» **TAREFAS**
• A. Nas minicrônicas, quem era o único impedido, segundo o que o VAR confirmou?
• B. Imprima o trecho das minicrônicas que começa nas palavras "Minicrônicas para os" e termina depois de "era o juiz.".

» **TRECHO SELECIONADO**
»»

27.5.19

Minicrônicas para os nossos dias


Do diabo: “Há um lúcifer no fim do túnel”, me disse meu anjo da retaguarda. Fiquei aterrorizado e reagi com firmeza: “Não se brinca com esse tipo de coisa”. Lustrando suas asas, o anjo argumentou que sua função celestial o impedia de fazer brincadeiras.

A bala perdida: Os times estavam muito bem armados, razão pela qual não sobrou um zagueiro em pé. Os tiros saíram de todos os lados, e as vítimas caíram à direita, à esquerda, também pelo meio, onde, aliás, um bom centroavante poderia fazer uma graça. Pelo VAR, confirmou-se tardiamente, o único impedido era o juiz.

A nova sintaxe: O direito é um dever de todos, dos que devem e negam, dos que devem e não negam e, por fim, dos que não negam, não devem, não se endireitam e, assim mesmo, devedores ou diretores são. Que fique claro.

««

» **MATERIAL**
»»

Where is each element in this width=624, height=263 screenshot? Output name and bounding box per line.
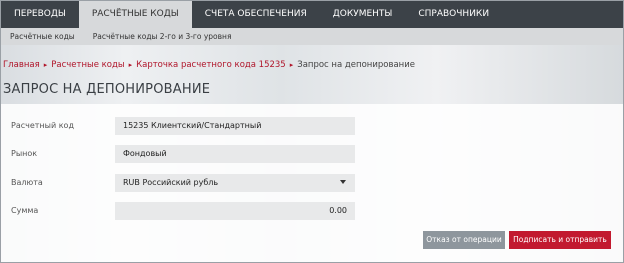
breadcrumb-code-card[interactable]: Карточка расчетного кода 15235 (136, 60, 286, 70)
sub-navigation: Расчётные коды Расчётные коды 2-го и 3-г… (1, 28, 623, 45)
market-label: Рынок (11, 149, 38, 158)
tab-documents[interactable]: ДОКУМЕНТЫ (320, 1, 406, 28)
tab-collateral-accounts[interactable]: СЧЕТА ОБЕСПЕЧЕНИЯ (192, 1, 320, 28)
settlement-code-field: 15235 Клиентский/Стандартный (115, 117, 355, 135)
amount-label: Сумма (11, 206, 39, 215)
breadcrumb: Главная ▸ Расчетные коды ▸ Карточка расчетно… (3, 60, 415, 70)
currency-row: Валюта RUB Российский рубль (1, 174, 623, 192)
breadcrumb-home[interactable]: Главная (3, 60, 40, 70)
currency-select[interactable]: RUB Российский рубль (115, 174, 355, 192)
top-navigation: ПЕРЕВОДЫ РАСЧЁТНЫЕ КОДЫ СЧЕТА ОБЕСПЕЧЕНИ… (1, 1, 623, 28)
currency-value: RUB Российский рубль (123, 178, 219, 187)
market-row: Рынок Фондовый (1, 145, 623, 163)
breadcrumb-current: Запрос на депонирование (297, 60, 415, 70)
tab-settlement-codes[interactable]: РАСЧЁТНЫЕ КОДЫ (78, 1, 192, 28)
market-field: Фондовый (115, 145, 355, 163)
settlement-code-label: Расчетный код (11, 121, 74, 130)
amount-value: 0.00 (329, 206, 347, 215)
breadcrumb-separator-icon: ▸ (289, 61, 294, 69)
market-value: Фондовый (123, 149, 167, 158)
breadcrumb-separator-icon: ▸ (128, 61, 133, 69)
breadcrumb-settlement-codes[interactable]: Расчетные коды (51, 60, 124, 70)
tab-references[interactable]: СПРАВОЧНИКИ (405, 1, 502, 28)
tab-transfers[interactable]: ПЕРЕВОДЫ (1, 1, 79, 28)
caret-down-icon (340, 180, 346, 184)
decline-operation-button[interactable]: Отказ от операции (423, 231, 505, 249)
page-title: ЗАПРОС НА ДЕПОНИРОВАНИЕ (3, 82, 211, 97)
sign-and-send-button[interactable]: Подписать и отправить (509, 231, 611, 249)
subnav-item-settlement-codes[interactable]: Расчётные коды (1, 28, 84, 45)
subnav-item-level-2-3-codes[interactable]: Расчётные коды 2-го и 3-го уровня (84, 28, 241, 45)
amount-input[interactable]: 0.00 (115, 202, 355, 220)
currency-label: Валюта (11, 178, 43, 187)
settlement-code-row: Расчетный код 15235 Клиентский/Стандартн… (1, 117, 623, 135)
breadcrumb-separator-icon: ▸ (43, 61, 48, 69)
amount-row: Сумма 0.00 (1, 202, 623, 220)
settlement-code-value: 15235 Клиентский/Стандартный (123, 121, 262, 130)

««

» **RESPOSTAS**
• A. O juiz.

• B.
Minicrônicas para os nossos dias


Do diabo: “Há um lúcifer no fim do túnel”, me disse meu anjo da retaguarda. Fiquei aterrorizado e reagi com firmeza: “Não se brinca com esse tipo de coisa”. Lustrando suas asas, o anjo argumentou que sua função celestial o impedia de fazer brincadeiras.

A bala perdida: Os times estavam muito bem armados, razão pela qual não sobrou um zagueiro em pé. Os tiros saíram de todos os lados, e as vítimas caíram à direita, à esquerda, também pelo meio, onde, aliás, um bom centroavante poderia fazer uma graça. Pelo VAR, confirmou-se tardiamente, o único impedido era o juiz.